#### Task directions:
Reproduce the lines below, substituting "image" for "screenshot" and leaving everything else unchanged. Omit the pictures from your answer.

++++ Task input

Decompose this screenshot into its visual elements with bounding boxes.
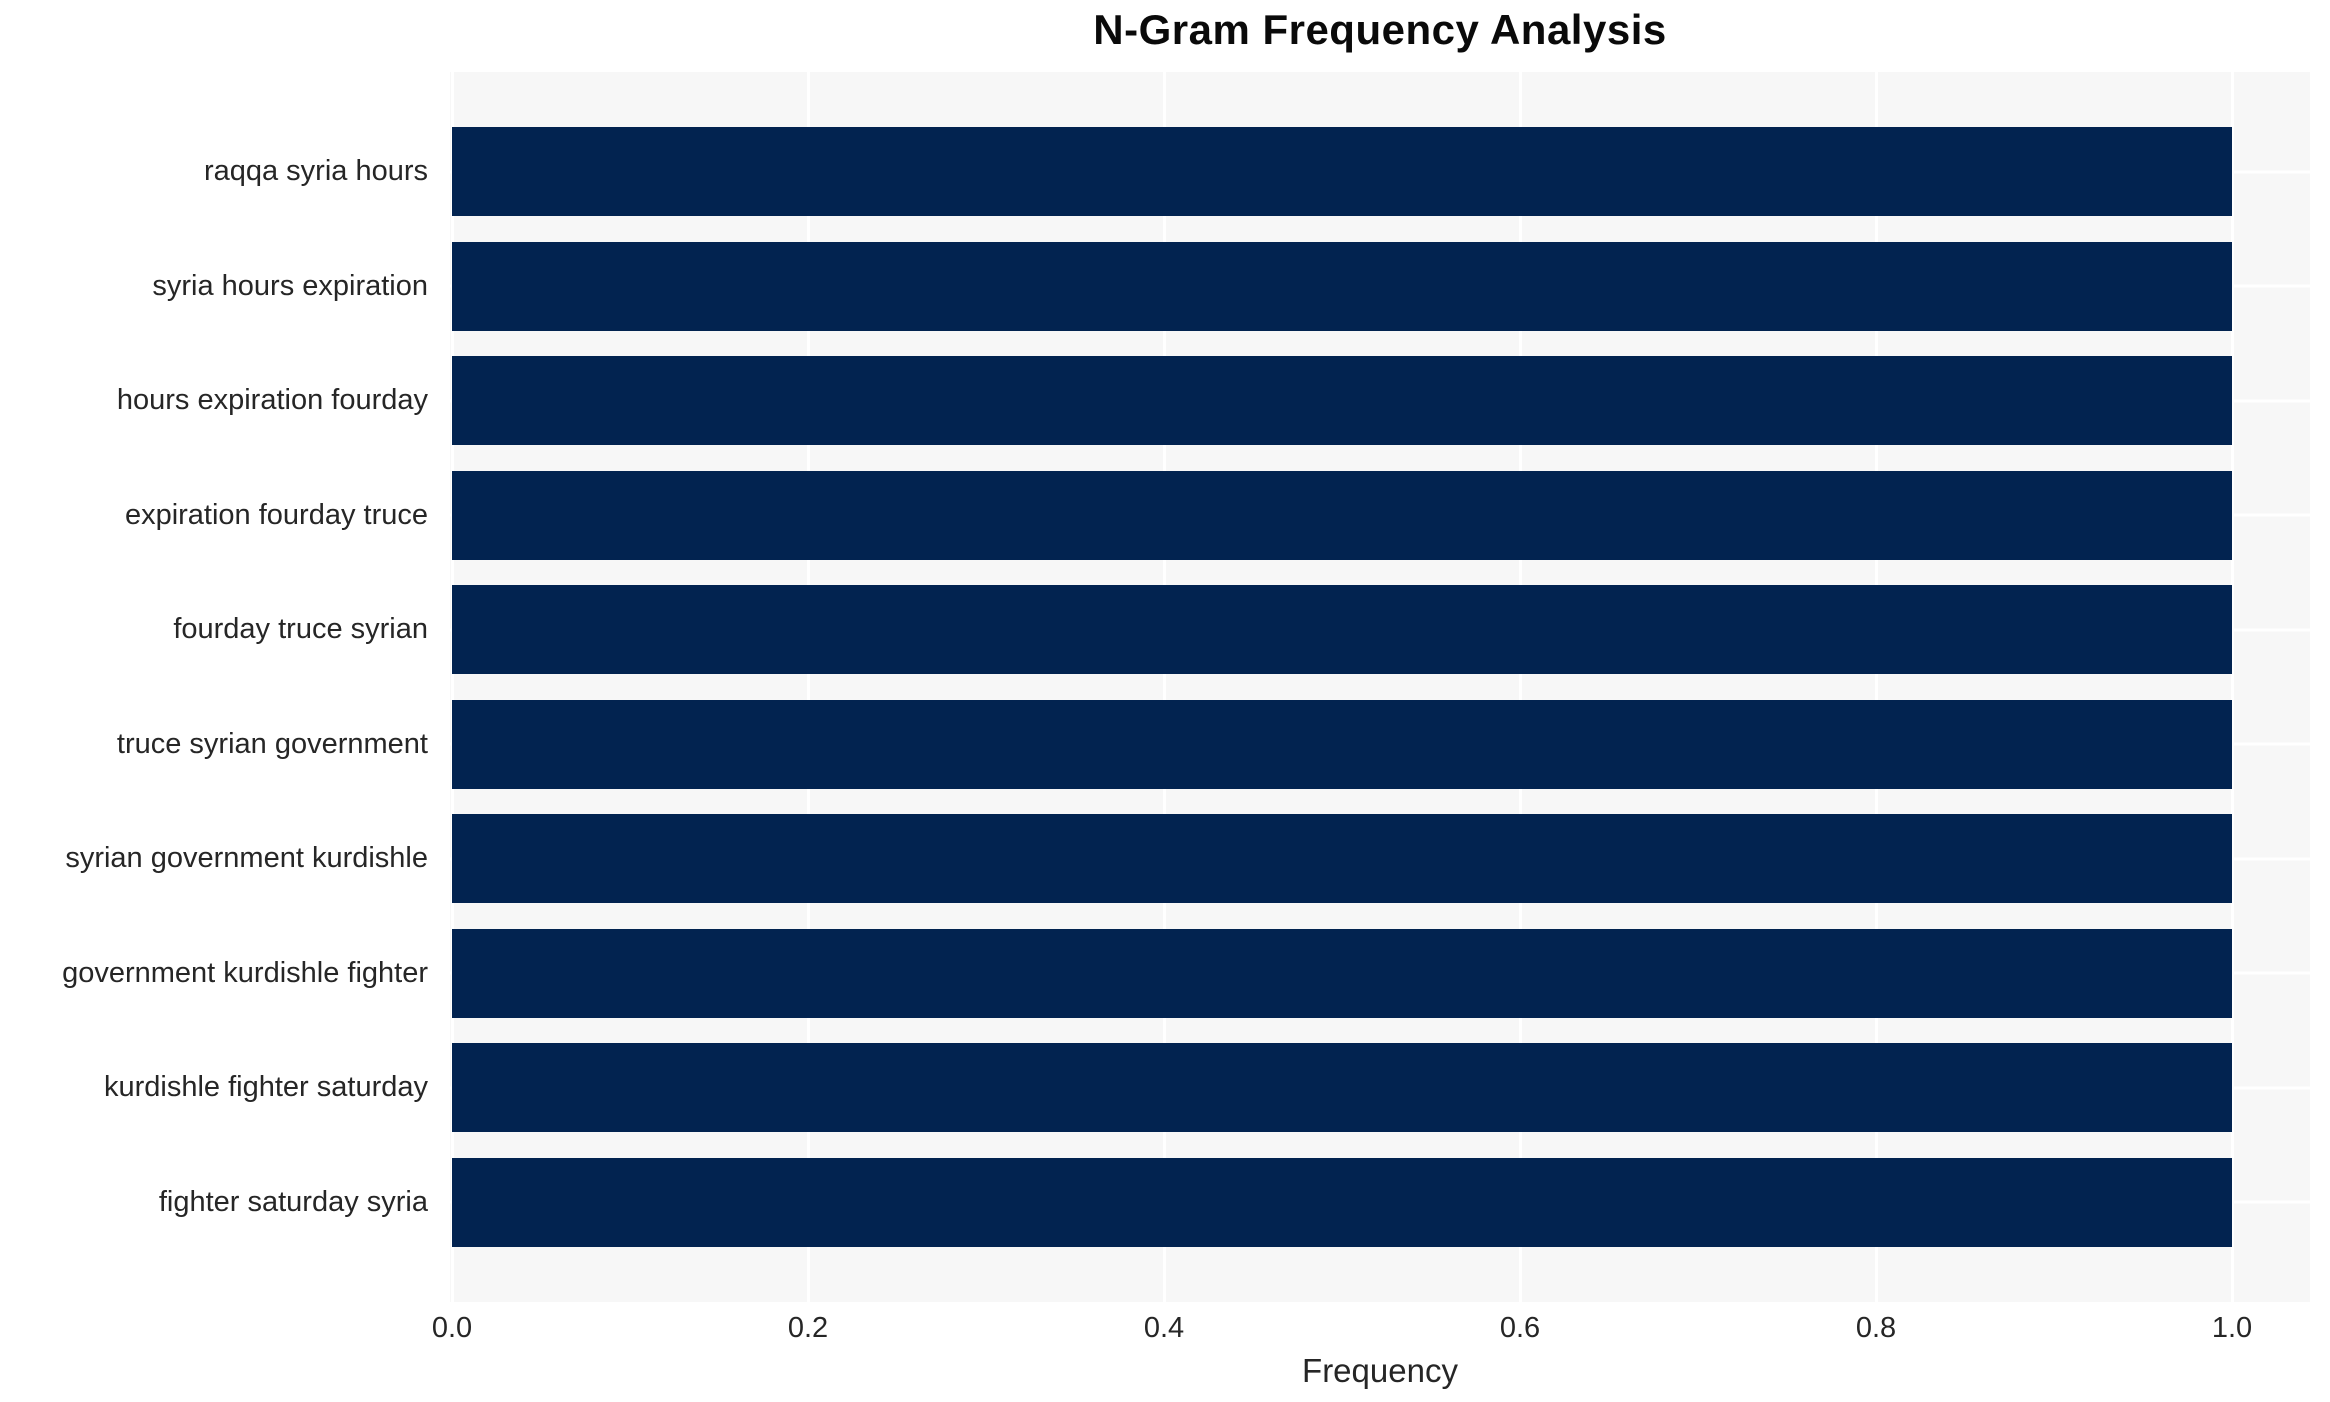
bar-row: [450, 585, 2310, 675]
bar-government-kurdishle-fighter: [452, 928, 2232, 1018]
y-tick-label: fourday truce syrian: [173, 613, 428, 646]
bar-expiration-fourday-truce: [452, 470, 2232, 560]
bar-row: [450, 241, 2310, 331]
bar-row: [450, 928, 2310, 1018]
bar-row: [450, 814, 2310, 904]
vertical-gridline: [1162, 72, 1166, 1302]
bar-row: [450, 699, 2310, 789]
bar-row: [450, 1157, 2310, 1247]
x-tick-label: 0.2: [787, 1312, 829, 1344]
vertical-gridline: [1518, 72, 1522, 1302]
x-tick-label: 0.6: [1499, 1312, 1541, 1344]
bar-rows: [450, 72, 2310, 1302]
y-tick-label: raqqa syria hours: [203, 155, 428, 187]
bar-raqqa-syria-hours: [452, 127, 2232, 216]
bar-truce-syrian-government: [452, 699, 2232, 789]
x-tick-label: 0.4: [1143, 1312, 1185, 1344]
vertical-gridline: [1874, 72, 1878, 1302]
x-axis-ticks: 0.0 0.2 0.4 0.6 0.8 1.0: [0, 1312, 2330, 1348]
vertical-gridline: [806, 72, 810, 1302]
y-tick-label: government kurdishle fighter: [62, 956, 428, 989]
x-tick-label: 1.0: [2211, 1312, 2253, 1344]
y-tick-label: truce syrian government: [116, 727, 428, 760]
y-tick-label: syrian government kurdishle: [65, 842, 428, 875]
y-tick-label: syria hours expiration: [152, 269, 428, 302]
chart-title: N-Gram Frequency Analysis: [1093, 6, 1667, 53]
bar-fighter-saturday-syria: [452, 1157, 2232, 1247]
y-tick-label: kurdishle fighter saturday: [104, 1071, 428, 1104]
y-tick-label: fighter saturday syria: [158, 1185, 428, 1218]
plot-area: [450, 72, 2310, 1302]
x-axis-label: Frequency: [1302, 1352, 1458, 1389]
bar-kurdishle-fighter-saturday: [452, 1043, 2232, 1133]
y-tick-label: expiration fourday truce: [124, 498, 428, 531]
x-tick-label: 0.0: [431, 1312, 473, 1344]
vertical-gridline: [2230, 72, 2234, 1302]
bar-hours-expiration-fourday: [452, 356, 2232, 446]
y-axis-labels: raqqa syria hours syria hours expiration h…: [0, 72, 440, 1302]
x-tick-label: 0.8: [1855, 1312, 1897, 1344]
bar-row: [450, 127, 2310, 216]
bar-row: [450, 470, 2310, 560]
bar-fourday-truce-syrian: [452, 585, 2232, 675]
bar-row: [450, 1043, 2310, 1133]
bar-row: [450, 356, 2310, 446]
vertical-gridline: [450, 72, 454, 1302]
y-tick-label: hours expiration fourday: [116, 384, 428, 417]
bar-syria-hours-expiration: [452, 241, 2232, 331]
bar-syrian-government-kurdishle: [452, 814, 2232, 904]
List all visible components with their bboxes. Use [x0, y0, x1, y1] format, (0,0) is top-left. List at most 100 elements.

++++++++

#### Result of the exercise:
Decompose this image into its visual elements with bounding boxes.
bar-row: [450, 585, 2310, 675]
bar-government-kurdishle-fighter: [452, 928, 2232, 1018]
y-tick-label: fourday truce syrian: [173, 613, 428, 646]
bar-expiration-fourday-truce: [452, 470, 2232, 560]
bar-row: [450, 241, 2310, 331]
bar-row: [450, 928, 2310, 1018]
bar-row: [450, 814, 2310, 904]
vertical-gridline: [1162, 72, 1166, 1302]
bar-row: [450, 699, 2310, 789]
bar-row: [450, 1157, 2310, 1247]
x-tick-label: 0.2: [787, 1312, 829, 1344]
vertical-gridline: [1518, 72, 1522, 1302]
x-tick-label: 0.6: [1499, 1312, 1541, 1344]
bar-rows: [450, 72, 2310, 1302]
y-tick-label: raqqa syria hours: [203, 155, 428, 187]
bar-raqqa-syria-hours: [452, 127, 2232, 216]
bar-truce-syrian-government: [452, 699, 2232, 789]
x-tick-label: 0.4: [1143, 1312, 1185, 1344]
vertical-gridline: [1874, 72, 1878, 1302]
x-axis-ticks: 0.0 0.2 0.4 0.6 0.8 1.0: [0, 1312, 2330, 1348]
vertical-gridline: [806, 72, 810, 1302]
y-tick-label: government kurdishle fighter: [62, 956, 428, 989]
x-tick-label: 1.0: [2211, 1312, 2253, 1344]
y-tick-label: truce syrian government: [116, 727, 428, 760]
y-tick-label: syrian government kurdishle: [65, 842, 428, 875]
y-tick-label: syria hours expiration: [152, 269, 428, 302]
chart-title: N-Gram Frequency Analysis: [1093, 6, 1667, 53]
bar-fighter-saturday-syria: [452, 1157, 2232, 1247]
y-tick-label: kurdishle fighter saturday: [104, 1071, 428, 1104]
y-tick-label: fighter saturday syria: [158, 1185, 428, 1218]
plot-area: [450, 72, 2310, 1302]
x-axis-label: Frequency: [1302, 1352, 1458, 1389]
bar-kurdishle-fighter-saturday: [452, 1043, 2232, 1133]
y-tick-label: expiration fourday truce: [124, 498, 428, 531]
x-tick-label: 0.0: [431, 1312, 473, 1344]
vertical-gridline: [2230, 72, 2234, 1302]
bar-hours-expiration-fourday: [452, 356, 2232, 446]
y-axis-labels: raqqa syria hours syria hours expiration h…: [0, 72, 440, 1302]
x-tick-label: 0.8: [1855, 1312, 1897, 1344]
bar-row: [450, 127, 2310, 216]
bar-row: [450, 470, 2310, 560]
bar-fourday-truce-syrian: [452, 585, 2232, 675]
bar-row: [450, 1043, 2310, 1133]
bar-row: [450, 356, 2310, 446]
vertical-gridline: [450, 72, 454, 1302]
y-tick-label: hours expiration fourday: [116, 384, 428, 417]
bar-syria-hours-expiration: [452, 241, 2232, 331]
bar-syrian-government-kurdishle: [452, 814, 2232, 904]
List all visible components with their bboxes. Use [x0, y0, x1, y1] format, (0,0) is top-left. List at most 100 elements.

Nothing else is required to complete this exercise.